节选
【UVA-101】解题报告(模拟)
原始题目
题目大意
有\(n\)个积木,初始放在\(0,1,2 \cdots n-1\)位置上,有四种搭积木操作 - move a onto b
where a and b are block numbers, puts block a onto block b after returning any blocks that are stacked on top of blocks a and b to their initial positions.
把a和b上的积木放回原来位置,再将a放置到b上。
move a over b
where a and b are block numbers, puts block a onto the top of the stack containing block b, after returning any blocks that are stacked on top of block a to their initial positions.
把a上的积木放回原来位置,再将a放置在b所在的积木堆上。
pile a onto b
where a and b are block numbers, moves the pile of blocks consisting of block a, and any blocks that are stacked above block a, onto block b. All blocks on top of block b are moved to their initial positions prior to the pile taking place. The blocks stacked above block a retain their order when moved.

任务列表
A. 把积木题解节选中从“把a和b上的积木放回原来位置,再将a放置到b上。”开始、一直到“a to their initial positions.”为止的文字原样打印出来。
B. 给出UVA-101积木题解节选最后一句之后的后续内容。

存储数据
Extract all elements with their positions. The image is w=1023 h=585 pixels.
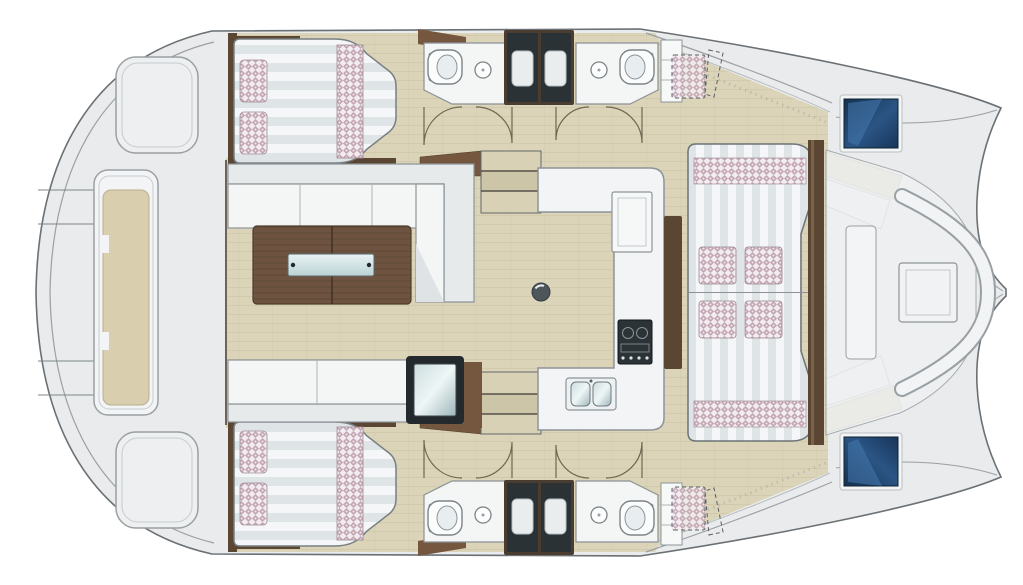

答案
A.
把a和b上的积木放回原来位置,再将a放置到b上。
move a over b
where a and b are block numbers, puts block a onto the top of the stack containing block b, after returning any blocks that are stacked on top of block a to their initial positions.

B.
把b上的积木放回原来位置,再将a和a之上的积木块一起放在b上(保持相对顺序)。
pile a over b
where a and b are block numbers, puts the pile of blocks consisting of block a, and any blocks that are stacked above block a, onto the top of the stack containing block b. The blocks stacked above block a retain their original order when moved.
把a和a之上的积木块一起放在b所在的积木堆上(保持相对顺序)。
直至遇到quit停止操作,输出最后每个位置上的积木状态。
解题思路
- 由于不涉及积木块放置在指定位置的操作,还原必定到原有位置且原有位置为空(易证),不用考虑木块放回的特殊情况。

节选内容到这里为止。